• Document source
L'opinion générale est que l'épeautre convient mieux aux climats tempérés qu'aux climats rigoureux. L'hiver de 1815 à 1816, écrit M. de Witten, a détruit toutes. les récoltes d'épeautre, même celles confiées à des sols abrités,

la Le siège principal de cette culture est la Souabe, Franconie, la Suisse et les bords du Rhin. Dans les dernières contrées, la culture commence aux environs de Landau et s'étend jusqu'au-dessous de Coblentz. On cultive encore l'épeautre sur les bords de la Meuse, si l'on peut donner le nom de culture aux pratiques barbares que l'on applique à ce précieux produit. L'épeautre est inconnu dans les Pays-Bas.

Il paraîtrait que la culture de l'épeautre a été anciennement beaucoup plus étendue dans les contrées du nord-ouest de l'Allemagne, et qu'il y a été même la céréale principalement affectée à la panification, parce que les anciennes rentes foncières et même les fermages temporaires étaient et sont même encore stipulées en épeautre. Mais, comme cette culture a généralement ou complètement disparu, l'usage légal s'est établi de payer l'équivalent de la rente ou du fermage, soit en une autre céréale, soit en argent.

• Liste des données
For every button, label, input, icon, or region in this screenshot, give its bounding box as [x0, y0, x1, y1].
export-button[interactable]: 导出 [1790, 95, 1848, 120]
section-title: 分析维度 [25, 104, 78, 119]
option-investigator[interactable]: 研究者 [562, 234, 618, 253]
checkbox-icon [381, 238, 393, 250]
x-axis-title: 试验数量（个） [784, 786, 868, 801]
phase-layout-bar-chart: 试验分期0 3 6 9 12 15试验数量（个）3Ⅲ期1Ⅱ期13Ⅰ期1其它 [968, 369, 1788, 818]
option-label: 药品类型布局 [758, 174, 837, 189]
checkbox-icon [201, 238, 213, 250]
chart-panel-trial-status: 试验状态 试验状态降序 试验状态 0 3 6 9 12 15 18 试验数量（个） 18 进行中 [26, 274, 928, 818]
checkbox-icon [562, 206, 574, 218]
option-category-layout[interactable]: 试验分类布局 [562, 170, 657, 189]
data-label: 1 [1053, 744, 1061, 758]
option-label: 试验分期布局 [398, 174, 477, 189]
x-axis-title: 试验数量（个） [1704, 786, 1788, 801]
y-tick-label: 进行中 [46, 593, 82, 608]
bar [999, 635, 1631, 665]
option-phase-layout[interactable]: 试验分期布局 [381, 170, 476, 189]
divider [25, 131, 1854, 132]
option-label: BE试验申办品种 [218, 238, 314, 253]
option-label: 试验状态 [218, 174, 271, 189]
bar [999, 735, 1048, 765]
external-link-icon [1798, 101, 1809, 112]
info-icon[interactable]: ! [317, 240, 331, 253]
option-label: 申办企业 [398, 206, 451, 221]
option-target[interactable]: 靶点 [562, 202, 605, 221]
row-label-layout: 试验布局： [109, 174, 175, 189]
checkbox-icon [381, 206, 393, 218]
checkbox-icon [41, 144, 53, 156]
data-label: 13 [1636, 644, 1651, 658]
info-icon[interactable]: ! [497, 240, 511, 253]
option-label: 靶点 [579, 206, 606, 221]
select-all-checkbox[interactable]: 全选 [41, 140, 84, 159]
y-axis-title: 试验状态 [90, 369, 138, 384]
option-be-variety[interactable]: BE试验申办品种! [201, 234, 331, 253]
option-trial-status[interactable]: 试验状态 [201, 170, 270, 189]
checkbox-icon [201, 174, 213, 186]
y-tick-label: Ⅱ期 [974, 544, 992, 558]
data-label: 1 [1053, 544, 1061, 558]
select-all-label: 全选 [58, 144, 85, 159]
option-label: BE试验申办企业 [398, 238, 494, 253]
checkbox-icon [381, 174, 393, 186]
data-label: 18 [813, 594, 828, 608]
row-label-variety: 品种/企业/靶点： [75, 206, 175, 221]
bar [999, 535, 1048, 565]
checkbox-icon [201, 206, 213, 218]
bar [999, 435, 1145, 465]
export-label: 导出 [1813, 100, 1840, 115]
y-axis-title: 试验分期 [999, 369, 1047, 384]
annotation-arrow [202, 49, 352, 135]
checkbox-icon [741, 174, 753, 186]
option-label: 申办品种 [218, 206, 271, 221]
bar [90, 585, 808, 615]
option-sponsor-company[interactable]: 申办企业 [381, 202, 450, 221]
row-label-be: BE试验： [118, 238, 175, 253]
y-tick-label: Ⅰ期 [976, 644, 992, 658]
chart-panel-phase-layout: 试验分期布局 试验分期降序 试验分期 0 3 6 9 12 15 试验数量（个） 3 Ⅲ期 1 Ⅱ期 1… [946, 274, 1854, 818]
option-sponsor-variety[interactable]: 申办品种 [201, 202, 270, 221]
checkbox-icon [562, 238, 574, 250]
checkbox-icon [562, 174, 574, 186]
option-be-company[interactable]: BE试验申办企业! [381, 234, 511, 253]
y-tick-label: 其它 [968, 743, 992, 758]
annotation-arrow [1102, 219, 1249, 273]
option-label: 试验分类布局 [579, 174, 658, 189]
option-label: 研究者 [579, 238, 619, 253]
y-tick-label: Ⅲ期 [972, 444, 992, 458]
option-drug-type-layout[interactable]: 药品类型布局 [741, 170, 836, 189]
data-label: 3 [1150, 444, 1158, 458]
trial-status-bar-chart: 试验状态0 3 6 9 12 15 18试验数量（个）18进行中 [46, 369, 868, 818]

• Complétez ce qui suit
**1.** Traduisez en anglais cette phrase du texte sur l'épeautre : « L'opinion générale est que l'épeautre convient mieux aux climats tempérés qu'aux climats rigoureux. »
**2.** Recopiez fidèlement le passage du texte sur l'épeautre qui commence à « L'opinion générale est » et se termine à « dans les Pays-Bas. ».

• Réponses rédigées
**1.** The general opinion is that spelt is better suited to temperate climates than to harsh ones.

**2.**
L'opinion générale est que l'épeautre convient mieux aux climats tempérés qu'aux climats rigoureux. L'hiver de 1815 à 1816, écrit M. de Witten, a détruit toutes. les récoltes d'épeautre, même celles confiées à des sols abrités,

la Le siège principal de cette culture est la Souabe, Franconie, la Suisse et les bords du Rhin. Dans les dernières contrées, la culture commence aux environs de Landau et s'étend jusqu'au-dessous de Coblentz. On cultive encore l'épeautre sur les bords de la Meuse, si l'on peut donner le nom de culture aux pratiques barbares que l'on applique à ce précieux produit. L'épeautre est inconnu dans les Pays-Bas.